_Exercise_
Transcribe every line exactly. Leave the pictures behind.

* BEGIN Extracted data *

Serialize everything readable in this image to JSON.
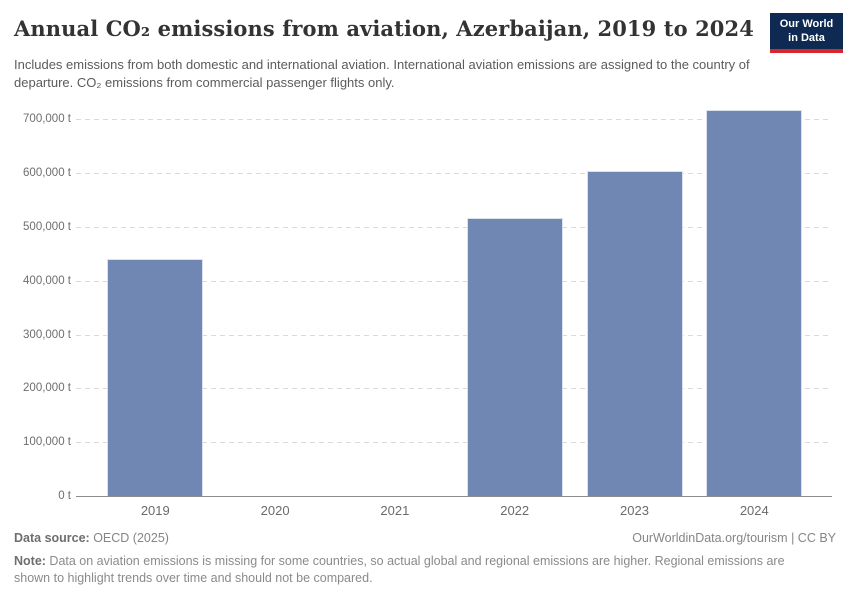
{
  "header": {
    "title": "Annual CO₂ emissions from aviation, Azerbaijan, 2019 to 2024",
    "subtitle": "Includes emissions from both domestic and international aviation. International aviation emissions are assigned to the country of departure. CO₂ emissions from commercial passenger flights only.",
    "logo": {
      "line1": "Our World",
      "line2": "in Data",
      "bg_color": "#0f2a52",
      "accent_color": "#d7262c"
    }
  },
  "chart_data": {
    "type": "bar",
    "title": "Annual CO₂ emissions from aviation, Azerbaijan, 2019 to 2024",
    "categories": [
      "2019",
      "2020",
      "2021",
      "2022",
      "2023",
      "2024"
    ],
    "values": [
      440000,
      null,
      null,
      517000,
      605000,
      718000
    ],
    "unit": "t",
    "ylim": [
      0,
      700000
    ],
    "ytick_step": 100000,
    "ytick_labels": [
      "0 t",
      "100,000 t",
      "200,000 t",
      "300,000 t",
      "400,000 t",
      "500,000 t",
      "600,000 t",
      "700,000 t"
    ],
    "bar_color": "#6f87b2",
    "grid": "dashed horizontal gridlines",
    "legend": "none",
    "xlabel": "",
    "ylabel": ""
  },
  "footer": {
    "datasource_label": "Data source:",
    "datasource_value": " OECD (2025)",
    "attribution": "OurWorldinData.org/tourism | CC BY",
    "note_label": "Note:",
    "note_text": " Data on aviation emissions is missing for some countries, so actual global and regional emissions are higher. Regional emissions are shown to highlight trends over time and should not be compared."
  }
}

* END Extracted data *

_Written solution_
Serialize everything readable in this image to JSON.
{
  "header": {
    "title": "Annual CO₂ emissions from aviation, Azerbaijan, 2019 to 2024",
    "subtitle": "Includes emissions from both domestic and international aviation. International aviation emissions are assigned to the country of departure. CO₂ emissions from commercial passenger flights only.",
    "logo": {
      "line1": "Our World",
      "line2": "in Data",
      "bg_color": "#0f2a52",
      "accent_color": "#d7262c"
    }
  },
  "chart_data": {
    "type": "bar",
    "title": "Annual CO₂ emissions from aviation, Azerbaijan, 2019 to 2024",
    "categories": [
      "2019",
      "2020",
      "2021",
      "2022",
      "2023",
      "2024"
    ],
    "values": [
      440000,
      null,
      null,
      517000,
      605000,
      718000
    ],
    "unit": "t",
    "ylim": [
      0,
      700000
    ],
    "ytick_step": 100000,
    "ytick_labels": [
      "0 t",
      "100,000 t",
      "200,000 t",
      "300,000 t",
      "400,000 t",
      "500,000 t",
      "600,000 t",
      "700,000 t"
    ],
    "bar_color": "#6f87b2",
    "grid": "dashed horizontal gridlines",
    "legend": "none",
    "xlabel": "",
    "ylabel": ""
  },
  "footer": {
    "datasource_label": "Data source:",
    "datasource_value": " OECD (2025)",
    "attribution": "OurWorldinData.org/tourism | CC BY",
    "note_label": "Note:",
    "note_text": " Data on aviation emissions is missing for some countries, so actual global and regional emissions are higher. Regional emissions are shown to highlight trends over time and should not be compared."
  }
}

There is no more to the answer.